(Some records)
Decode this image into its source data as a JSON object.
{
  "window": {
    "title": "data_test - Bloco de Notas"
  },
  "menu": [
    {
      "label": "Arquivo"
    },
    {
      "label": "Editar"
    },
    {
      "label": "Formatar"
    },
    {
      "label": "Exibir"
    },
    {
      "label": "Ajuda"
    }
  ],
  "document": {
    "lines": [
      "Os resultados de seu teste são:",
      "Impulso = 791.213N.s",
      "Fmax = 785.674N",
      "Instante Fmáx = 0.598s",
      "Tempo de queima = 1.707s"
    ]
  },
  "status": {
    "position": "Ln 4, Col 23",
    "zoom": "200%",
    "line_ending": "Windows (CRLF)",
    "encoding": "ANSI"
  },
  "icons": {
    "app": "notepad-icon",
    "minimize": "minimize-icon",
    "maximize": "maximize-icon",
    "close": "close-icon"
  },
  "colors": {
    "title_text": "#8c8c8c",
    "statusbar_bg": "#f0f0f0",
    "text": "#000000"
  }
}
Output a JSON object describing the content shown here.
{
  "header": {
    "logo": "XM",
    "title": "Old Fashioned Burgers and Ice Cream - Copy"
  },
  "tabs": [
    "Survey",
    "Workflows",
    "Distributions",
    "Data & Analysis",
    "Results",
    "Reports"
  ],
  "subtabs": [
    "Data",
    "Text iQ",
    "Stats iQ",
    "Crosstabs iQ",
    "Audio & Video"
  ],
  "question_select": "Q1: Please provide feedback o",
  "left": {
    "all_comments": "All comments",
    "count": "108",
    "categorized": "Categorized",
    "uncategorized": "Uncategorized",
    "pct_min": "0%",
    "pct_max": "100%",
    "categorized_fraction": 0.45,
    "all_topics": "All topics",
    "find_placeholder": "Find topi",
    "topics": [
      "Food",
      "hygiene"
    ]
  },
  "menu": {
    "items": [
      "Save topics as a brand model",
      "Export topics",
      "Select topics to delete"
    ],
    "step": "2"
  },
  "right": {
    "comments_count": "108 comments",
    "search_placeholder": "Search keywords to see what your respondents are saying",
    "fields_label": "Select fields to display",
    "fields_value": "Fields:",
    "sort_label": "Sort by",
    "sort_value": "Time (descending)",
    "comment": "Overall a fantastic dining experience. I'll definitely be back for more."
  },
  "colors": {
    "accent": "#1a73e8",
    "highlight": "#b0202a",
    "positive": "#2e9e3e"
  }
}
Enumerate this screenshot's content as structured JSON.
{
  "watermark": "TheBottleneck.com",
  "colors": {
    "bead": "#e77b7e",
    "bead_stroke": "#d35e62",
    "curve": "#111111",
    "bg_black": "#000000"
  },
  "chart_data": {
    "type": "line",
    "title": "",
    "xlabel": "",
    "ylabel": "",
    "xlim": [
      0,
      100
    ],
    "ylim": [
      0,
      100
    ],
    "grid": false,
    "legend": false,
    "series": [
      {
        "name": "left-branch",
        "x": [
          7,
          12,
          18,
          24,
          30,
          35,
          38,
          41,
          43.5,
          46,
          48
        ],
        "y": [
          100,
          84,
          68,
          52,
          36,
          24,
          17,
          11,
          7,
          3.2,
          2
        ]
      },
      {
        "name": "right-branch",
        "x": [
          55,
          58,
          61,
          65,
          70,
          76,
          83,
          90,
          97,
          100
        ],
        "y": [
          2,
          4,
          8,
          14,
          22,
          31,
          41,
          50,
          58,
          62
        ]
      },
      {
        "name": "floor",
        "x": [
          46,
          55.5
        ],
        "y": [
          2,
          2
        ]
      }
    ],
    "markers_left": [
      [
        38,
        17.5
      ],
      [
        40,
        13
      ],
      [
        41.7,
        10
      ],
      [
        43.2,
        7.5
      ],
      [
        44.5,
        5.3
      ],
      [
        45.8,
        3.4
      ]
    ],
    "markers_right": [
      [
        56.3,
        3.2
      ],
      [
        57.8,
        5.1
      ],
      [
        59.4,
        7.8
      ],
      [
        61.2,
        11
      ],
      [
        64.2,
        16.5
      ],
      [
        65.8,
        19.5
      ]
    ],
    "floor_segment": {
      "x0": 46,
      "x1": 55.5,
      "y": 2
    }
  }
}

◆ Task details ◆
Set out the complete listing exactly as shown.

◆ The output ◆
Decode this image into its source data as a JSON object.
{
  "window": {
    "title": "data_test - Bloco de Notas"
  },
  "menu": [
    {
      "label": "Arquivo"
    },
    {
      "label": "Editar"
    },
    {
      "label": "Formatar"
    },
    {
      "label": "Exibir"
    },
    {
      "label": "Ajuda"
    }
  ],
  "document": {
    "lines": [
      "Os resultados de seu teste são:",
      "Impulso = 791.213N.s",
      "Fmax = 785.674N",
      "Instante Fmáx = 0.598s",
      "Tempo de queima = 1.707s"
    ]
  },
  "status": {
    "position": "Ln 4, Col 23",
    "zoom": "200%",
    "line_ending": "Windows (CRLF)",
    "encoding": "ANSI"
  },
  "icons": {
    "app": "notepad-icon",
    "minimize": "minimize-icon",
    "maximize": "maximize-icon",
    "close": "close-icon"
  },
  "colors": {
    "title_text": "#8c8c8c",
    "statusbar_bg": "#f0f0f0",
    "text": "#000000"
  }
}
Output a JSON object describing the content shown here.
{
  "header": {
    "logo": "XM",
    "title": "Old Fashioned Burgers and Ice Cream - Copy"
  },
  "tabs": [
    "Survey",
    "Workflows",
    "Distributions",
    "Data & Analysis",
    "Results",
    "Reports"
  ],
  "subtabs": [
    "Data",
    "Text iQ",
    "Stats iQ",
    "Crosstabs iQ",
    "Audio & Video"
  ],
  "question_select": "Q1: Please provide feedback o",
  "left": {
    "all_comments": "All comments",
    "count": "108",
    "categorized": "Categorized",
    "uncategorized": "Uncategorized",
    "pct_min": "0%",
    "pct_max": "100%",
    "categorized_fraction": 0.45,
    "all_topics": "All topics",
    "find_placeholder": "Find topi",
    "topics": [
      "Food",
      "hygiene"
    ]
  },
  "menu": {
    "items": [
      "Save topics as a brand model",
      "Export topics",
      "Select topics to delete"
    ],
    "step": "2"
  },
  "right": {
    "comments_count": "108 comments",
    "search_placeholder": "Search keywords to see what your respondents are saying",
    "fields_label": "Select fields to display",
    "fields_value": "Fields:",
    "sort_label": "Sort by",
    "sort_value": "Time (descending)",
    "comment": "Overall a fantastic dining experience. I'll definitely be back for more."
  },
  "colors": {
    "accent": "#1a73e8",
    "highlight": "#b0202a",
    "positive": "#2e9e3e"
  }
}
Enumerate this screenshot's content as structured JSON.
{
  "watermark": "TheBottleneck.com",
  "colors": {
    "bead": "#e77b7e",
    "bead_stroke": "#d35e62",
    "curve": "#111111",
    "bg_black": "#000000"
  },
  "chart_data": {
    "type": "line",
    "title": "",
    "xlabel": "",
    "ylabel": "",
    "xlim": [
      0,
      100
    ],
    "ylim": [
      0,
      100
    ],
    "grid": false,
    "legend": false,
    "series": [
      {
        "name": "left-branch",
        "x": [
          7,
          12,
          18,
          24,
          30,
          35,
          38,
          41,
          43.5,
          46,
          48
        ],
        "y": [
          100,
          84,
          68,
          52,
          36,
          24,
          17,
          11,
          7,
          3.2,
          2
        ]
      },
      {
        "name": "right-branch",
        "x": [
          55,
          58,
          61,
          65,
          70,
          76,
          83,
          90,
          97,
          100
        ],
        "y": [
          2,
          4,
          8,
          14,
          22,
          31,
          41,
          50,
          58,
          62
        ]
      },
      {
        "name": "floor",
        "x": [
          46,
          55.5
        ],
        "y": [
          2,
          2
        ]
      }
    ],
    "markers_left": [
      [
        38,
        17.5
      ],
      [
        40,
        13
      ],
      [
        41.7,
        10
      ],
      [
        43.2,
        7.5
      ],
      [
        44.5,
        5.3
      ],
      [
        45.8,
        3.4
      ]
    ],
    "markers_right": [
      [
        56.3,
        3.2
      ],
      [
        57.8,
        5.1
      ],
      [
        59.4,
        7.8
      ],
      [
        61.2,
        11
      ],
      [
        64.2,
        16.5
      ],
      [
        65.8,
        19.5
      ]
    ],
    "floor_segment": {
      "x0": 46,
      "x1": 55.5,
      "y": 2
    }
  }
}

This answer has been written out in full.